## WHAT YOU NEED TO DO
Reply with one number: the count of lines in the records below that hold "this".

··· LISTING

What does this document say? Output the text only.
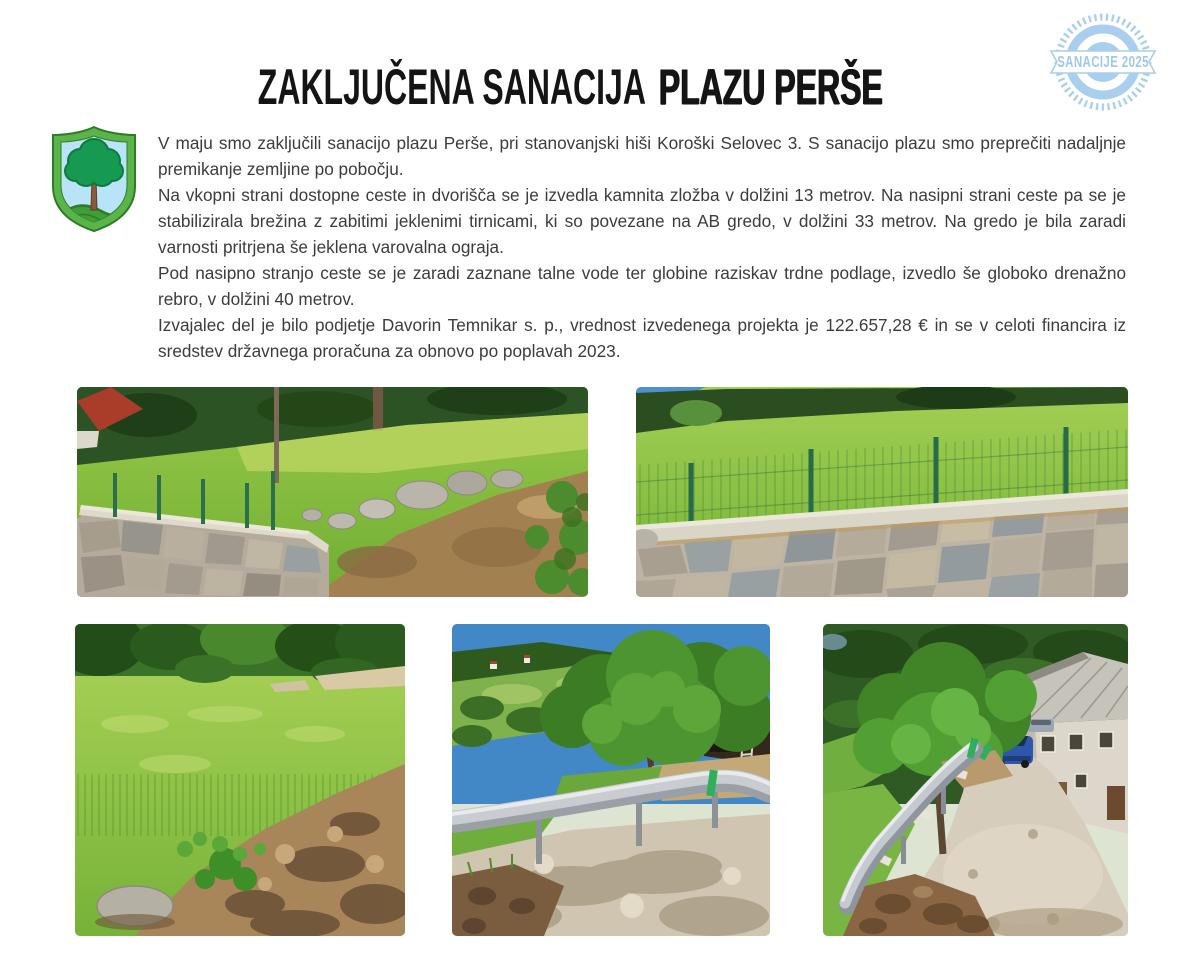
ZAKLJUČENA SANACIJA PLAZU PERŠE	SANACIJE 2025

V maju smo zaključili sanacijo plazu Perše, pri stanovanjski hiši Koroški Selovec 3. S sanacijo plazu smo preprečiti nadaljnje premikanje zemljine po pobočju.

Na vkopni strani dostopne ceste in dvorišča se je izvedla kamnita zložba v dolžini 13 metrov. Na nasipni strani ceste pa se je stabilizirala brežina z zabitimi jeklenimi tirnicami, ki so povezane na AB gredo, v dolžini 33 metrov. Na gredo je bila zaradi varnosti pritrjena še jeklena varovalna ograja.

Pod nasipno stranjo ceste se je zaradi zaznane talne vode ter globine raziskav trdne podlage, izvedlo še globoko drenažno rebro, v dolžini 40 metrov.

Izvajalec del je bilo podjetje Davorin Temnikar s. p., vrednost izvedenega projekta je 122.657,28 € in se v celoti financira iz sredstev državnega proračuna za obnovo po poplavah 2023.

······
··· LISTING

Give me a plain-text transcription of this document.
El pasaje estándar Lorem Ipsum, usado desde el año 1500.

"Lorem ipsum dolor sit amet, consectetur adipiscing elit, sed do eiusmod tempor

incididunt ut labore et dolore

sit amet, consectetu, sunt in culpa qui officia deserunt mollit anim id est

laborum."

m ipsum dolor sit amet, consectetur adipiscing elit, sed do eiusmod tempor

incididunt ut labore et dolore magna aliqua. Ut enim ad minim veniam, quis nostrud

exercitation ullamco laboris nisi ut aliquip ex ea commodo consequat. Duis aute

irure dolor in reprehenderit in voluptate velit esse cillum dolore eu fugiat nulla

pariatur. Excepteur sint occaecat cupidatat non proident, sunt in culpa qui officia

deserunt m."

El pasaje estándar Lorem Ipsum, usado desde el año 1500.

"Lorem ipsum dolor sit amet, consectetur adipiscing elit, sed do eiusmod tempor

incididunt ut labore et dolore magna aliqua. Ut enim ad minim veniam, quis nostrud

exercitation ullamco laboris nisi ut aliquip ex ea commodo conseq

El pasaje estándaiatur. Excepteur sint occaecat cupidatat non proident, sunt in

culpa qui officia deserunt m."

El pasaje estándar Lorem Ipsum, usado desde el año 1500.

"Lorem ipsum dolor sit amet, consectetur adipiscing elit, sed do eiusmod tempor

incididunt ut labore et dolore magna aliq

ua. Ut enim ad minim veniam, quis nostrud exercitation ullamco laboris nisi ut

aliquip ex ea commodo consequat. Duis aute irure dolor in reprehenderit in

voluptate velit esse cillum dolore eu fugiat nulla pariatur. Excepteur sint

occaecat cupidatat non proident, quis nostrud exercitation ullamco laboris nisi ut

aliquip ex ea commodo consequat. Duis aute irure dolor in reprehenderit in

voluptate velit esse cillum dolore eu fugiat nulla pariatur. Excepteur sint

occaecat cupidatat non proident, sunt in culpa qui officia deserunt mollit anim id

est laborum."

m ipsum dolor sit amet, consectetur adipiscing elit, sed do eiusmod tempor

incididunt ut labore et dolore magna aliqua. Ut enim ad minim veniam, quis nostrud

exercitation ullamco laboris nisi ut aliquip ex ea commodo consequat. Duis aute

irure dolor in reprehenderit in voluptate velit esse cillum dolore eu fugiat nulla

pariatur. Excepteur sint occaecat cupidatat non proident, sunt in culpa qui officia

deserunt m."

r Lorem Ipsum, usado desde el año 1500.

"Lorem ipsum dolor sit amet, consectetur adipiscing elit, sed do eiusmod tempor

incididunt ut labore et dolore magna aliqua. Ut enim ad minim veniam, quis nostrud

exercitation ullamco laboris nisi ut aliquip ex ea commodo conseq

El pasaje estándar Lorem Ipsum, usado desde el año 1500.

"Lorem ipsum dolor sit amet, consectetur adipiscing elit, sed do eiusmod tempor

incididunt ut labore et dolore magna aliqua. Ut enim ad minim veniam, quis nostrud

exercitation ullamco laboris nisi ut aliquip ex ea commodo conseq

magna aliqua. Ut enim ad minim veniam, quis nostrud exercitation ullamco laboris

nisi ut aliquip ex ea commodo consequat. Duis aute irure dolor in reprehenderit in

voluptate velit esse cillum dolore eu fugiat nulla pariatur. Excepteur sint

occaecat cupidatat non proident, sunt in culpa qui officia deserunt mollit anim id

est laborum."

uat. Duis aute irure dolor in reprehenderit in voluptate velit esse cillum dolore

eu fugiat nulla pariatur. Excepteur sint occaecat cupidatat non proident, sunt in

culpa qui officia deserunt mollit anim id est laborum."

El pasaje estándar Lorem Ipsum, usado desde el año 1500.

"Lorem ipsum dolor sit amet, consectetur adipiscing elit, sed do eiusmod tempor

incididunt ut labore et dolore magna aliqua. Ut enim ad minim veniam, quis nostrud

······

## THE RESPONSE
2